What is asked: Extract the listing below in full, unchanged.

The records:
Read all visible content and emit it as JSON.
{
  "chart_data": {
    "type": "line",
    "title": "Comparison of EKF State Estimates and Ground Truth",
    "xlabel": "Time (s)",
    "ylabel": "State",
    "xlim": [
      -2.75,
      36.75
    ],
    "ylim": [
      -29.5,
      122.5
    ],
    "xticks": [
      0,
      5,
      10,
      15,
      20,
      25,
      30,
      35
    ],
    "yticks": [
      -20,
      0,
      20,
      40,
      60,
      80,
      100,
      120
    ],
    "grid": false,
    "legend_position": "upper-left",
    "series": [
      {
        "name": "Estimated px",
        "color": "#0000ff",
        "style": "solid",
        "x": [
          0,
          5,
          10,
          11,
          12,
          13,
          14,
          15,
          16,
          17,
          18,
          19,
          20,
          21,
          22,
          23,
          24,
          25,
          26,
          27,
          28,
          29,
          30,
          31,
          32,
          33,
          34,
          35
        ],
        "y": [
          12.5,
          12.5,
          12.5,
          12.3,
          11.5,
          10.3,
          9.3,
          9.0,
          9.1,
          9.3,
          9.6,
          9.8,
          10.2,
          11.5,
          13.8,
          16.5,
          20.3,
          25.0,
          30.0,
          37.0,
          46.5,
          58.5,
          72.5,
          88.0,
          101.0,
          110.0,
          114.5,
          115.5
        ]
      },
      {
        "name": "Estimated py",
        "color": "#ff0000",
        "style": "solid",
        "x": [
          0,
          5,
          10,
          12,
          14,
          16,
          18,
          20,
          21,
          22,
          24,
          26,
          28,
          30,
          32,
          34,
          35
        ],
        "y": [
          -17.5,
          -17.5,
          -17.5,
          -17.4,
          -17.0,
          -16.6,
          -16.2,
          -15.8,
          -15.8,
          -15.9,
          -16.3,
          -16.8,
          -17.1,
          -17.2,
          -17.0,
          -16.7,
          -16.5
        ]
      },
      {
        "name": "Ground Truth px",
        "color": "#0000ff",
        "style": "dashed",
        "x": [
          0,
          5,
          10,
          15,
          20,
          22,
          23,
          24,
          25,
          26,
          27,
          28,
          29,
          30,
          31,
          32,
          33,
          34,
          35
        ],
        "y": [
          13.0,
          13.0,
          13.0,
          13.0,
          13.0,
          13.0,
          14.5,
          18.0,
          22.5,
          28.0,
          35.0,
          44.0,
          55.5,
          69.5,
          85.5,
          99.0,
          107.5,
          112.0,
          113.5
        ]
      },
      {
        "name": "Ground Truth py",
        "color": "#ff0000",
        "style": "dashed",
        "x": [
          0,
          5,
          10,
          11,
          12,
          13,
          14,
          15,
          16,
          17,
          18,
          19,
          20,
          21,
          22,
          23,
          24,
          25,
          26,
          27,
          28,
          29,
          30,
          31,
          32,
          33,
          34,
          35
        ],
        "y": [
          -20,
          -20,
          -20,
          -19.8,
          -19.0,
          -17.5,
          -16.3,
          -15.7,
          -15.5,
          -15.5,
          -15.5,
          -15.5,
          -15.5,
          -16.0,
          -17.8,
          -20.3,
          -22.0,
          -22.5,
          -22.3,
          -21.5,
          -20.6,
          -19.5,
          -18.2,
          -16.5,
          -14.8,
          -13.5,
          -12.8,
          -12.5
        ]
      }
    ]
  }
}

Exercise result:
Read all visible content and emit it as JSON.
{
  "chart_data": {
    "type": "line",
    "title": "Comparison of EKF State Estimates and Ground Truth",
    "xlabel": "Time (s)",
    "ylabel": "State",
    "xlim": [
      -2.75,
      36.75
    ],
    "ylim": [
      -29.5,
      122.5
    ],
    "xticks": [
      0,
      5,
      10,
      15,
      20,
      25,
      30,
      35
    ],
    "yticks": [
      -20,
      0,
      20,
      40,
      60,
      80,
      100,
      120
    ],
    "grid": false,
    "legend_position": "upper-left",
    "series": [
      {
        "name": "Estimated px",
        "color": "#0000ff",
        "style": "solid",
        "x": [
          0,
          5,
          10,
          11,
          12,
          13,
          14,
          15,
          16,
          17,
          18,
          19,
          20,
          21,
          22,
          23,
          24,
          25,
          26,
          27,
          28,
          29,
          30,
          31,
          32,
          33,
          34,
          35
        ],
        "y": [
          12.5,
          12.5,
          12.5,
          12.3,
          11.5,
          10.3,
          9.3,
          9.0,
          9.1,
          9.3,
          9.6,
          9.8,
          10.2,
          11.5,
          13.8,
          16.5,
          20.3,
          25.0,
          30.0,
          37.0,
          46.5,
          58.5,
          72.5,
          88.0,
          101.0,
          110.0,
          114.5,
          115.5
        ]
      },
      {
        "name": "Estimated py",
        "color": "#ff0000",
        "style": "solid",
        "x": [
          0,
          5,
          10,
          12,
          14,
          16,
          18,
          20,
          21,
          22,
          24,
          26,
          28,
          30,
          32,
          34,
          35
        ],
        "y": [
          -17.5,
          -17.5,
          -17.5,
          -17.4,
          -17.0,
          -16.6,
          -16.2,
          -15.8,
          -15.8,
          -15.9,
          -16.3,
          -16.8,
          -17.1,
          -17.2,
          -17.0,
          -16.7,
          -16.5
        ]
      },
      {
        "name": "Ground Truth px",
        "color": "#0000ff",
        "style": "dashed",
        "x": [
          0,
          5,
          10,
          15,
          20,
          22,
          23,
          24,
          25,
          26,
          27,
          28,
          29,
          30,
          31,
          32,
          33,
          34,
          35
        ],
        "y": [
          13.0,
          13.0,
          13.0,
          13.0,
          13.0,
          13.0,
          14.5,
          18.0,
          22.5,
          28.0,
          35.0,
          44.0,
          55.5,
          69.5,
          85.5,
          99.0,
          107.5,
          112.0,
          113.5
        ]
      },
      {
        "name": "Ground Truth py",
        "color": "#ff0000",
        "style": "dashed",
        "x": [
          0,
          5,
          10,
          11,
          12,
          13,
          14,
          15,
          16,
          17,
          18,
          19,
          20,
          21,
          22,
          23,
          24,
          25,
          26,
          27,
          28,
          29,
          30,
          31,
          32,
          33,
          34,
          35
        ],
        "y": [
          -20,
          -20,
          -20,
          -19.8,
          -19.0,
          -17.5,
          -16.3,
          -15.7,
          -15.5,
          -15.5,
          -15.5,
          -15.5,
          -15.5,
          -16.0,
          -17.8,
          -20.3,
          -22.0,
          -22.5,
          -22.3,
          -21.5,
          -20.6,
          -19.5,
          -18.2,
          -16.5,
          -14.8,
          -13.5,
          -12.8,
          -12.5
        ]
      }
    ]
  }
}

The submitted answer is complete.